- _Task prompt_
Here are some records; copy every line that holds the word "invalid".

- _Data excerpts_
━━━━━━━━

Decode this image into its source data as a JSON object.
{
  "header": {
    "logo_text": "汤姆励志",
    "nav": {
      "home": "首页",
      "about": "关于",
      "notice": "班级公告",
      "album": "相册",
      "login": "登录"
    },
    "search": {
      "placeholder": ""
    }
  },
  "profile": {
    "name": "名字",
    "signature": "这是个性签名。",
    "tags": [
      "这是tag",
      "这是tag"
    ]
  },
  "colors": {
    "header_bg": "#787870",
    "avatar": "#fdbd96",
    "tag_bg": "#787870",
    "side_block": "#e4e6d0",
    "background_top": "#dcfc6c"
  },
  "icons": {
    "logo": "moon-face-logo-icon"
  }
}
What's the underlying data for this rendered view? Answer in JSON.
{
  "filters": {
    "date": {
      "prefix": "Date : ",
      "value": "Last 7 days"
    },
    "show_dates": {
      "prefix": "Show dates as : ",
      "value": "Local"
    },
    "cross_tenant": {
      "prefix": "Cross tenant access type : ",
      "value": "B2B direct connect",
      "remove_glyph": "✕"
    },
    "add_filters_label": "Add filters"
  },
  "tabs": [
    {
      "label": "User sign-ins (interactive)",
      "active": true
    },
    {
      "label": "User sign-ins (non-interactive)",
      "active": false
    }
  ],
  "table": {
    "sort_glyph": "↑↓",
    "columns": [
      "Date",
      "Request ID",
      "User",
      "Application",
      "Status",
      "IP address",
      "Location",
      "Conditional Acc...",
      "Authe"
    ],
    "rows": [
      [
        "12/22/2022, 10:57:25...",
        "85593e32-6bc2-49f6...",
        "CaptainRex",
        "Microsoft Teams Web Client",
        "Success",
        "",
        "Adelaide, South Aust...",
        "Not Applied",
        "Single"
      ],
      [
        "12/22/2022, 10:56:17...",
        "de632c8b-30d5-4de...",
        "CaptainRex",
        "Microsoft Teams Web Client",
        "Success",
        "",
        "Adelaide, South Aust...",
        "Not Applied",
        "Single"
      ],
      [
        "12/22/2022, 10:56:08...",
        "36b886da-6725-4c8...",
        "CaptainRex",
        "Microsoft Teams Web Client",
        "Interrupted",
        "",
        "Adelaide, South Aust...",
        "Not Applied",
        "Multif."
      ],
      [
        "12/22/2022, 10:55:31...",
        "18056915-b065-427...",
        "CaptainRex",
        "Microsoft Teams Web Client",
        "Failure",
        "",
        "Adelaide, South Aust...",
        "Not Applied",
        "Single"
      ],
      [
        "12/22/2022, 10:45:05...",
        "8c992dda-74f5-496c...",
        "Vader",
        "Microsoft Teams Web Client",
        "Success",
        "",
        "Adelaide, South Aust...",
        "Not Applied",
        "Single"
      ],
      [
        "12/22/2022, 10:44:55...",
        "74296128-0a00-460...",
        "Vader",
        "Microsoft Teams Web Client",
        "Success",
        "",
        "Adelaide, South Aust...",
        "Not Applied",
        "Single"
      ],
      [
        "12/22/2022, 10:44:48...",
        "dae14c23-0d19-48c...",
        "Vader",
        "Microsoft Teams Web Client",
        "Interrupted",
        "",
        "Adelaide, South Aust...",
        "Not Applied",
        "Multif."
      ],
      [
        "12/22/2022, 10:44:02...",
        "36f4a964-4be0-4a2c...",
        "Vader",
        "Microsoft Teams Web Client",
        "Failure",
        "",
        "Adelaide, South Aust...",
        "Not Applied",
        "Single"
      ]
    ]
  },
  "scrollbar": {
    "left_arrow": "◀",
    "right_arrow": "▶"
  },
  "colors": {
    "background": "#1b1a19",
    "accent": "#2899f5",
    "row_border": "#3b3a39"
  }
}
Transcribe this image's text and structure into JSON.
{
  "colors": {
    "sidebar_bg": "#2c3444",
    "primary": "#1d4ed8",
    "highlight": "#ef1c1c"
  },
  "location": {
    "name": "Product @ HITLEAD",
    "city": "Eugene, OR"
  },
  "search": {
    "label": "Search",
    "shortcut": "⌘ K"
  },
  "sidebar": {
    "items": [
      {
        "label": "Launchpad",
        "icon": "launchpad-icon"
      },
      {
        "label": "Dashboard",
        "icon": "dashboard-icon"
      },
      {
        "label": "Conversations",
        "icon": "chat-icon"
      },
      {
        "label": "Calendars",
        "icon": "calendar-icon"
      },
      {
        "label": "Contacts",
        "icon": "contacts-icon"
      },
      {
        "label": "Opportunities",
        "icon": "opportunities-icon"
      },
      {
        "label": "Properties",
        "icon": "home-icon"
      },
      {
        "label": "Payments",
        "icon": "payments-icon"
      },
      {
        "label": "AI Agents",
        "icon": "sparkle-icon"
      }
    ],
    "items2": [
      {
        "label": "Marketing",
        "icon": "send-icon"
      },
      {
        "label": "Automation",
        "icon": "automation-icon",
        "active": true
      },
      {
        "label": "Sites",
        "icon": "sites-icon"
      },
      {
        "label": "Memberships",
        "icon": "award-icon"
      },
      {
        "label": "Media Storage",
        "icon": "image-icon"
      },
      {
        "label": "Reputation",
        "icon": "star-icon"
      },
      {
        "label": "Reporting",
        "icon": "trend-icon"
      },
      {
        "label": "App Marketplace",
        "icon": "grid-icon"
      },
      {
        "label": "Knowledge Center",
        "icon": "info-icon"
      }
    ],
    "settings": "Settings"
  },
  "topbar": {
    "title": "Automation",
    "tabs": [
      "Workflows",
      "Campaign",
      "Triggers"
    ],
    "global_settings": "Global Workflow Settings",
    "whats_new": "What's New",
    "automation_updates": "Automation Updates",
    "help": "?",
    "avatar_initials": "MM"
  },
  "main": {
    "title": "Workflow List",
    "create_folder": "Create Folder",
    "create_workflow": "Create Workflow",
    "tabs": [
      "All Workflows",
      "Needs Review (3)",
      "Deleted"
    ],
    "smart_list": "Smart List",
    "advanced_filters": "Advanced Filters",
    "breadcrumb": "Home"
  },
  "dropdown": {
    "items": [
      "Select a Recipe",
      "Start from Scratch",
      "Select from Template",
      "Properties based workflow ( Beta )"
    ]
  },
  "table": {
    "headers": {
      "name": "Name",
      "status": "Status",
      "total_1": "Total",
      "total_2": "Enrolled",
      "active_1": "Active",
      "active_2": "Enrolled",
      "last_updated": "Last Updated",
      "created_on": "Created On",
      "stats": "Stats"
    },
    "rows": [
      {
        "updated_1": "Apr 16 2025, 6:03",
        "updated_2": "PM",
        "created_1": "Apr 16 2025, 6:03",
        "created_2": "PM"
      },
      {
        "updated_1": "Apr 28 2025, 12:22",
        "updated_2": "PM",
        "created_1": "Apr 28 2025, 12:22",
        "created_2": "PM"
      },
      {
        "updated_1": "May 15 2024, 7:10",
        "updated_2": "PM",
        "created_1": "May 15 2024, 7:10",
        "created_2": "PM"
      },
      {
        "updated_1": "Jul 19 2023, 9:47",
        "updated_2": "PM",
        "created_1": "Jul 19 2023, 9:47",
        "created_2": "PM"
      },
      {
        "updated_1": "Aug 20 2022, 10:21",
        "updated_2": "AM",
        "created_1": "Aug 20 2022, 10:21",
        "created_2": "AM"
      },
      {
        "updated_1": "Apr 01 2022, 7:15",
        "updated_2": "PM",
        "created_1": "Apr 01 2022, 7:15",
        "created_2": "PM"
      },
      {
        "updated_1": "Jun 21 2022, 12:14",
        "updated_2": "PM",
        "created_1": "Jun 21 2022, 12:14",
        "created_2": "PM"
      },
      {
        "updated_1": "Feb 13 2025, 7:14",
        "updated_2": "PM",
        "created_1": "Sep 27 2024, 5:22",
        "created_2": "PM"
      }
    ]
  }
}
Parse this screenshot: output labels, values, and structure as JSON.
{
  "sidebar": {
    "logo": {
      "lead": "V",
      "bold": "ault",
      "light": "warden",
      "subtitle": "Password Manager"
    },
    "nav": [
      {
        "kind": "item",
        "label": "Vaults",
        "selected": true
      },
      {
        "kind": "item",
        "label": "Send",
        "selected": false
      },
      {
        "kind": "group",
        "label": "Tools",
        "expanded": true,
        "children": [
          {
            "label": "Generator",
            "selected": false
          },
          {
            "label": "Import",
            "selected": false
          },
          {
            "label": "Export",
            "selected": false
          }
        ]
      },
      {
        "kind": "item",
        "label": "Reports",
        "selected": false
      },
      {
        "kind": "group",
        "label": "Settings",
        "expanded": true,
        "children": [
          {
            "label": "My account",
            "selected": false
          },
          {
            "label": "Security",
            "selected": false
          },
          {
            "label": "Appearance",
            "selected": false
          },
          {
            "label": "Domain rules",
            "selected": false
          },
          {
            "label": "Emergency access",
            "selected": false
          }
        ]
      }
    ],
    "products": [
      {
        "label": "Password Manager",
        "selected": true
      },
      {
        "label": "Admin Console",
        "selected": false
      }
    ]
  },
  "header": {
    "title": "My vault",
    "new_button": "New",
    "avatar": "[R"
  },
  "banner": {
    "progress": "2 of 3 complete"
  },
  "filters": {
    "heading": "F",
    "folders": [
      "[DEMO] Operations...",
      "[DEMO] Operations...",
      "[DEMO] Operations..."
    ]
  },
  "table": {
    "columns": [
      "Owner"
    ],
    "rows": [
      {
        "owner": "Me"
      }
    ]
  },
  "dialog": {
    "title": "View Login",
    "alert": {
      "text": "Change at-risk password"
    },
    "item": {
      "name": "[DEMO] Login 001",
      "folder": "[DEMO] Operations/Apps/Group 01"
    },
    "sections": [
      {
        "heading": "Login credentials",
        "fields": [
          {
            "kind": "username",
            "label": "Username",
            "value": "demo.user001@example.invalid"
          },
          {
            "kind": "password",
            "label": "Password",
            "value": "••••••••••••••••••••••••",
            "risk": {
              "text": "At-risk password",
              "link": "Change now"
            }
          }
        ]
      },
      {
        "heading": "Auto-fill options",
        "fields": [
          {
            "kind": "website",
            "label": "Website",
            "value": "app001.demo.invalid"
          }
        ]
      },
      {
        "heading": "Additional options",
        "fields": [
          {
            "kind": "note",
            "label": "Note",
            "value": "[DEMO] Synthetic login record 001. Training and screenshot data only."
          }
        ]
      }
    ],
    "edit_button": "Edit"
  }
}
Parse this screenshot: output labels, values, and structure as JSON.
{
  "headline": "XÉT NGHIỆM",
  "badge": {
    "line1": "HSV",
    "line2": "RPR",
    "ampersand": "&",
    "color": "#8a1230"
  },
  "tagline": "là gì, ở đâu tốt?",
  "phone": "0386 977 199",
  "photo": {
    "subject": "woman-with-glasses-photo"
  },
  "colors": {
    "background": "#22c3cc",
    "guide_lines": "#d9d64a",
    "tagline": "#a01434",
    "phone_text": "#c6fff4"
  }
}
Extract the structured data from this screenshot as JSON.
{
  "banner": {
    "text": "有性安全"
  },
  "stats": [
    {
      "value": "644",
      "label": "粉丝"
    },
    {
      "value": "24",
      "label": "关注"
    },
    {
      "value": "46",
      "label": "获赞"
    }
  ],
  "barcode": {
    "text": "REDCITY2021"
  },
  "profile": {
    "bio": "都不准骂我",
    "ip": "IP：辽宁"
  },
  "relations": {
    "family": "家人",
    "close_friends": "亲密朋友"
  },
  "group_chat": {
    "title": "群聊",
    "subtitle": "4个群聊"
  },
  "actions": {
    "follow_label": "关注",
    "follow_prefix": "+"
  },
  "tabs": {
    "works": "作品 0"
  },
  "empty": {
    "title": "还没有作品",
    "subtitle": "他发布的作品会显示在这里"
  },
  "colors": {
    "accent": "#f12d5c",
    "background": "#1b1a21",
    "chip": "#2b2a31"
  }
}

━━━━━━━━

- _Exercise response_
            "value": "demo.user001@example.invalid"
            "value": "app001.demo.invalid"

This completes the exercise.